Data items
>> START
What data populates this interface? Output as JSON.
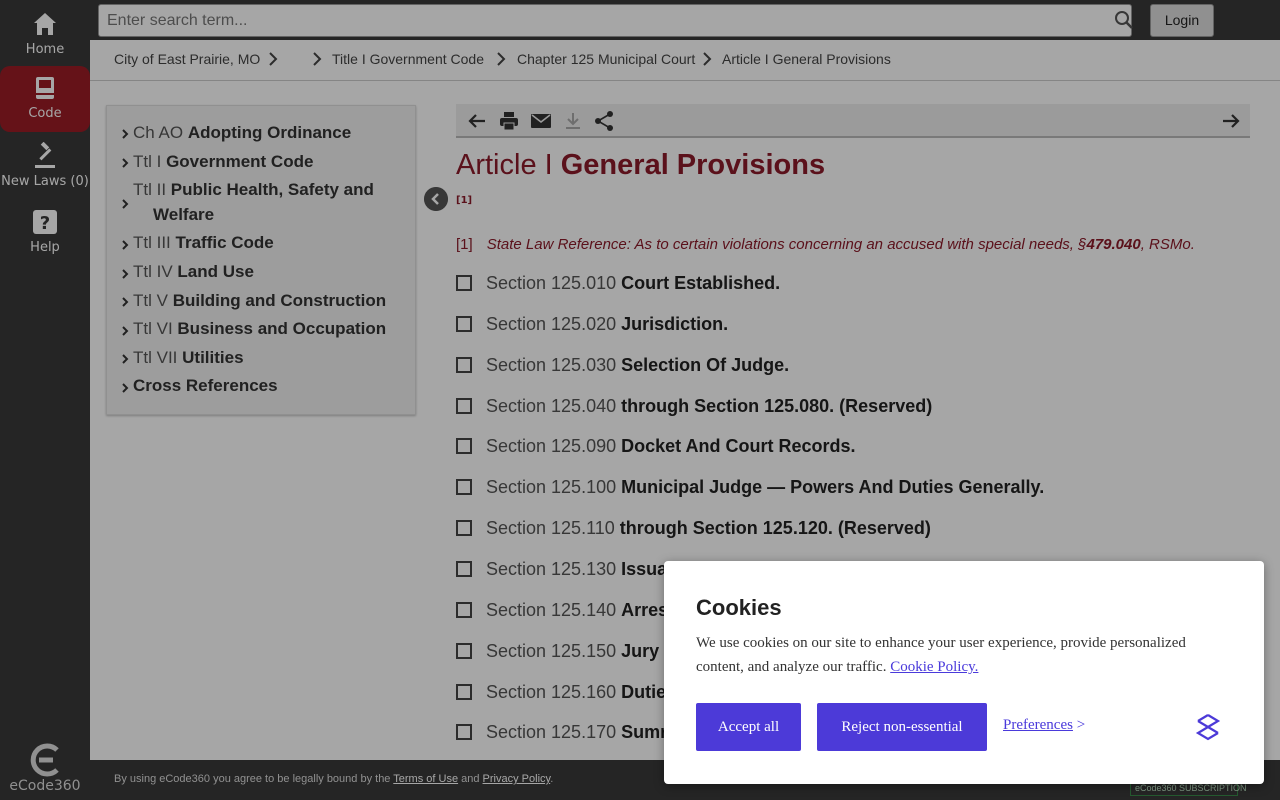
{
  "nav": {
    "home": "Home",
    "code": "Code",
    "new_laws": "New Laws (0)",
    "help": "Help",
    "logo": "eCode360"
  },
  "search": {
    "placeholder": "Enter search term..."
  },
  "login": "Login",
  "breadcrumb": [
    "City of East Prairie, MO",
    "Title I Government Code",
    "Chapter 125 Municipal Court",
    "Article I General Provisions"
  ],
  "toc": [
    {
      "num": "Ch AO",
      "name": "Adopting Ordinance"
    },
    {
      "num": "Ttl I",
      "name": "Government Code"
    },
    {
      "num": "Ttl II",
      "name": "Public Health, Safety and",
      "name2": "Welfare"
    },
    {
      "num": "Ttl III",
      "name": "Traffic Code"
    },
    {
      "num": "Ttl IV",
      "name": "Land Use"
    },
    {
      "num": "Ttl V",
      "name": "Building and Construction"
    },
    {
      "num": "Ttl VI",
      "name": "Business and Occupation"
    },
    {
      "num": "Ttl VII",
      "name": "Utilities"
    },
    {
      "num": "",
      "name": "Cross References"
    }
  ],
  "article": {
    "prefix": "Article I",
    "title": "General Provisions",
    "fnref": "[1]",
    "footnote_mark": "[1]",
    "footnote_text": "State Law Reference: As to certain violations concerning an accused with special needs, §",
    "footnote_bold": "479.040",
    "footnote_tail": ", RSMo."
  },
  "sections": [
    {
      "num": "Section 125.010",
      "title": "Court Established."
    },
    {
      "num": "Section 125.020",
      "title": "Jurisdiction."
    },
    {
      "num": "Section 125.030",
      "title": "Selection Of Judge."
    },
    {
      "num": "Section 125.040",
      "title": "through Section 125.080. (Reserved)"
    },
    {
      "num": "Section 125.090",
      "title": "Docket And Court Records."
    },
    {
      "num": "Section 125.100",
      "title": "Municipal Judge — Powers And Duties Generally."
    },
    {
      "num": "Section 125.110",
      "title": "through Section 125.120. (Reserved)"
    },
    {
      "num": "Section 125.130",
      "title": "Issua"
    },
    {
      "num": "Section 125.140",
      "title": "Arres"
    },
    {
      "num": "Section 125.150",
      "title": "Jury"
    },
    {
      "num": "Section 125.160",
      "title": "Dutie"
    },
    {
      "num": "Section 125.170",
      "title": "Sumr"
    }
  ],
  "footer": {
    "pre": "By using eCode360 you agree to be legally bound by the ",
    "terms": "Terms of Use",
    "and": " and ",
    "privacy": "Privacy Policy",
    "post": ".",
    "badge": "eCode360  SUBSCRIPTION"
  },
  "cookie": {
    "title": "Cookies",
    "text": "We use cookies on our site to enhance your user experience, provide personalized content, and analyze our traffic. ",
    "policy_link": "Cookie Policy.",
    "accept": "Accept all",
    "reject": "Reject non-essential",
    "preferences": "Preferences",
    "preferences_arrow": " >"
  },
  "colors": {
    "accent": "#9c1c26",
    "title": "#8c1b2a",
    "button": "#4c3ad8",
    "dark": "#3a3a3a"
  }
}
>> END
→ **Goal**: Your copy of the data should match it exactly, except that pictures are left out.

→ **Correct answer**:
What data populates this interface? Output as JSON.
{
  "nav": {
    "home": "Home",
    "code": "Code",
    "new_laws": "New Laws (0)",
    "help": "Help",
    "logo": "eCode360"
  },
  "search": {
    "placeholder": "Enter search term..."
  },
  "login": "Login",
  "breadcrumb": [
    "City of East Prairie, MO",
    "Title I Government Code",
    "Chapter 125 Municipal Court",
    "Article I General Provisions"
  ],
  "toc": [
    {
      "num": "Ch AO",
      "name": "Adopting Ordinance"
    },
    {
      "num": "Ttl I",
      "name": "Government Code"
    },
    {
      "num": "Ttl II",
      "name": "Public Health, Safety and",
      "name2": "Welfare"
    },
    {
      "num": "Ttl III",
      "name": "Traffic Code"
    },
    {
      "num": "Ttl IV",
      "name": "Land Use"
    },
    {
      "num": "Ttl V",
      "name": "Building and Construction"
    },
    {
      "num": "Ttl VI",
      "name": "Business and Occupation"
    },
    {
      "num": "Ttl VII",
      "name": "Utilities"
    },
    {
      "num": "",
      "name": "Cross References"
    }
  ],
  "article": {
    "prefix": "Article I",
    "title": "General Provisions",
    "fnref": "[1]",
    "footnote_mark": "[1]",
    "footnote_text": "State Law Reference: As to certain violations concerning an accused with special needs, §",
    "footnote_bold": "479.040",
    "footnote_tail": ", RSMo."
  },
  "sections": [
    {
      "num": "Section 125.010",
      "title": "Court Established."
    },
    {
      "num": "Section 125.020",
      "title": "Jurisdiction."
    },
    {
      "num": "Section 125.030",
      "title": "Selection Of Judge."
    },
    {
      "num": "Section 125.040",
      "title": "through Section 125.080. (Reserved)"
    },
    {
      "num": "Section 125.090",
      "title": "Docket And Court Records."
    },
    {
      "num": "Section 125.100",
      "title": "Municipal Judge — Powers And Duties Generally."
    },
    {
      "num": "Section 125.110",
      "title": "through Section 125.120. (Reserved)"
    },
    {
      "num": "Section 125.130",
      "title": "Issua"
    },
    {
      "num": "Section 125.140",
      "title": "Arres"
    },
    {
      "num": "Section 125.150",
      "title": "Jury"
    },
    {
      "num": "Section 125.160",
      "title": "Dutie"
    },
    {
      "num": "Section 125.170",
      "title": "Sumr"
    }
  ],
  "footer": {
    "pre": "By using eCode360 you agree to be legally bound by the ",
    "terms": "Terms of Use",
    "and": " and ",
    "privacy": "Privacy Policy",
    "post": ".",
    "badge": "eCode360  SUBSCRIPTION"
  },
  "cookie": {
    "title": "Cookies",
    "text": "We use cookies on our site to enhance your user experience, provide personalized content, and analyze our traffic. ",
    "policy_link": "Cookie Policy.",
    "accept": "Accept all",
    "reject": "Reject non-essential",
    "preferences": "Preferences",
    "preferences_arrow": " >"
  },
  "colors": {
    "accent": "#9c1c26",
    "title": "#8c1b2a",
    "button": "#4c3ad8",
    "dark": "#3a3a3a"
  }
}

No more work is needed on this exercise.